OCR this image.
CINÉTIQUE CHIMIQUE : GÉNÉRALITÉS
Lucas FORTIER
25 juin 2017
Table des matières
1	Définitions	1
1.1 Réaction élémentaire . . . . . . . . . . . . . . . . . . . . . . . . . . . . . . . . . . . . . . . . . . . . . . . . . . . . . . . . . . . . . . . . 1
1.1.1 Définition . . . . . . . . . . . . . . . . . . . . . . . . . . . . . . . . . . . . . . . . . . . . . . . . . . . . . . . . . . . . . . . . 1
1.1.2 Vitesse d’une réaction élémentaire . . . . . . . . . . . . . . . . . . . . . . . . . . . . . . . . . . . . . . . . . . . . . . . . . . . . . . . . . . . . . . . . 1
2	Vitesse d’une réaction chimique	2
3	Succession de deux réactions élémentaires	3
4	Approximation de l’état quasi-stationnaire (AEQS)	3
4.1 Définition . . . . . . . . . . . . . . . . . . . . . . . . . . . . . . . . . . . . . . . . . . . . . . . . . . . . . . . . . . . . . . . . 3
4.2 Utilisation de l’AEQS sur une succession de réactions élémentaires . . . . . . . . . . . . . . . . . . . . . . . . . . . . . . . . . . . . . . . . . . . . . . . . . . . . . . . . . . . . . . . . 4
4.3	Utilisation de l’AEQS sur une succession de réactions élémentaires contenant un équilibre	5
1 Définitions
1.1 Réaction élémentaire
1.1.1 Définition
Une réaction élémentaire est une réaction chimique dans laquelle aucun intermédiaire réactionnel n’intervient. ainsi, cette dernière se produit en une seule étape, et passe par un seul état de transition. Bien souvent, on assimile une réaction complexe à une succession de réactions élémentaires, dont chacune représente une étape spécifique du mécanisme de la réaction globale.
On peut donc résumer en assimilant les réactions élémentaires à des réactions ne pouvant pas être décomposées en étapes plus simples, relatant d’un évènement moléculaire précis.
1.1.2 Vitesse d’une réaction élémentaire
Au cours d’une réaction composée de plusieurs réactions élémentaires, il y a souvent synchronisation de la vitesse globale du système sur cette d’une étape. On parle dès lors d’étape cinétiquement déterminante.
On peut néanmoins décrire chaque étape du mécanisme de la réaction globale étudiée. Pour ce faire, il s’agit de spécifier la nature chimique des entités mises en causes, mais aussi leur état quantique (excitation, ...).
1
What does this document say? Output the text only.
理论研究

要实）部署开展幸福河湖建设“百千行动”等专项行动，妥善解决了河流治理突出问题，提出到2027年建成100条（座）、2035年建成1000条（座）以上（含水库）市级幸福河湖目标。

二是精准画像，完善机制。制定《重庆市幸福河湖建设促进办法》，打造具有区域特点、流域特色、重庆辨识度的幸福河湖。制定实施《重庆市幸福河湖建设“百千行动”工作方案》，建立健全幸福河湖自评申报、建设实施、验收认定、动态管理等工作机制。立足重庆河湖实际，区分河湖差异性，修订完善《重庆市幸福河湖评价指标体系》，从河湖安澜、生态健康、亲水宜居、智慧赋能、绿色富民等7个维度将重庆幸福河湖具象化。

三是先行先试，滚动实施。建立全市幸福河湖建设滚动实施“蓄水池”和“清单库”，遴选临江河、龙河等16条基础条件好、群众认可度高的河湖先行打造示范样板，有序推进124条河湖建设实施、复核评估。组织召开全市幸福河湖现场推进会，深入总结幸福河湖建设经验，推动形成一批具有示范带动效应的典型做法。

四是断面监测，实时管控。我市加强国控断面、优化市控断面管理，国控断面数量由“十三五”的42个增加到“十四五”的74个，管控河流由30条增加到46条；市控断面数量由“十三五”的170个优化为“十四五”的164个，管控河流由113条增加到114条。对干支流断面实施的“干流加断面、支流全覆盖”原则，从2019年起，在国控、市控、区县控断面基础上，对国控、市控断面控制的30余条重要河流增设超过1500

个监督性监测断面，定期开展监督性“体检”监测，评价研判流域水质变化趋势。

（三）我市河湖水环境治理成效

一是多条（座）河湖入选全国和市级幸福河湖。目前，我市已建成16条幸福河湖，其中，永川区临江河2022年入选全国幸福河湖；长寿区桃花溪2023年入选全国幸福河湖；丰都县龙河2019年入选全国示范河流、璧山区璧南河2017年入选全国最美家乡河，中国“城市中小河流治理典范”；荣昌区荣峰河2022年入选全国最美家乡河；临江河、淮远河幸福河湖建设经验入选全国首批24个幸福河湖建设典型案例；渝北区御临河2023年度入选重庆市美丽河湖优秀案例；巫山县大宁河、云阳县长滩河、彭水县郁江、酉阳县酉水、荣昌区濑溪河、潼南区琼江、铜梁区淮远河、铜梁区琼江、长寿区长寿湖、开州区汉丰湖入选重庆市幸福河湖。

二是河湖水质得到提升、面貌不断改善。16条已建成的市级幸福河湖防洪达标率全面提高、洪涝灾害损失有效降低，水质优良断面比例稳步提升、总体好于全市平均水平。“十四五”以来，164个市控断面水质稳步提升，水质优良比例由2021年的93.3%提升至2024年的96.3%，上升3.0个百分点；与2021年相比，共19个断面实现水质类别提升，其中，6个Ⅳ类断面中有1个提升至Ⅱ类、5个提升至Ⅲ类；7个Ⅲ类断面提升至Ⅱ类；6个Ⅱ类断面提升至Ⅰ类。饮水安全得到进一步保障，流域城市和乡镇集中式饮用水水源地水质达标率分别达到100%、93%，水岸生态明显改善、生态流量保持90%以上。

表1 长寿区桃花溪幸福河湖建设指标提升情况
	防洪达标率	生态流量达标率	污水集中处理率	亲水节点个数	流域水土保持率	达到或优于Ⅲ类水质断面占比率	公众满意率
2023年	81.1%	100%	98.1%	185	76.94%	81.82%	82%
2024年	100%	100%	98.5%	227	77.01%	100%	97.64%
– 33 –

*Brief:* Find every line that has "peut" in it, then return those lines.

*Correct output:*
On peut donc résumer en assimilant les réactions élémentaires à des réactions ne pouvant pas être décomposées en étapes plus simples, relatant d’un évènement moléculaire précis.
On peut néanmoins décrire chaque étape du mécanisme de la réaction globale étudiée. Pour ce faire, il s’agit de spécifier la nature chimique des entités mises en causes, mais aussi leur état quantique (excitation, ...).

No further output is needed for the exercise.